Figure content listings
- - - - - - -

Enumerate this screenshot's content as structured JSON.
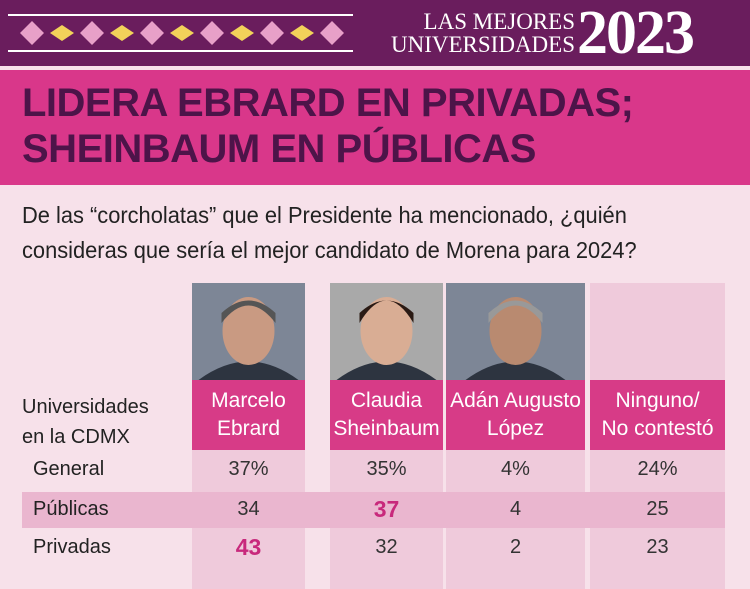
{
  "header": {
    "series": [
      "LAS MEJORES",
      "UNIVERSIDADES"
    ],
    "year": "2023"
  },
  "title": [
    "LIDERA EBRARD EN PRIVADAS;",
    "SHEINBAUM EN PÚBLICAS"
  ],
  "question": [
    "De las “corcholatas” que el Presidente ha mencionado, ¿quién",
    "consideras que sería el mejor candidato de Morena para 2024?"
  ],
  "table": {
    "corner": [
      "Universidades",
      "en la CDMX"
    ],
    "columns": [
      [
        "Marcelo",
        "Ebrard"
      ],
      [
        "Claudia",
        "Sheinbaum"
      ],
      [
        "Adán Augusto",
        "López"
      ],
      [
        "Ninguno/",
        "No contestó"
      ]
    ],
    "rows": [
      {
        "label": "General",
        "cells": [
          "37%",
          "35%",
          "4%",
          "24%"
        ]
      },
      {
        "label": "Públicas",
        "cells": [
          "34",
          "37",
          "4",
          "25"
        ]
      },
      {
        "label": "Privadas",
        "cells": [
          "43",
          "32",
          "2",
          "23"
        ]
      }
    ],
    "highlighted": [
      [
        1,
        1
      ],
      [
        2,
        0
      ]
    ],
    "highlight_color": "#c8297c"
  }
}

- - - - - - -

GIVEN REQUEST
Go over the records above line by line and count those holding the word "label". Reply only with the number.

THE RESPONSE
3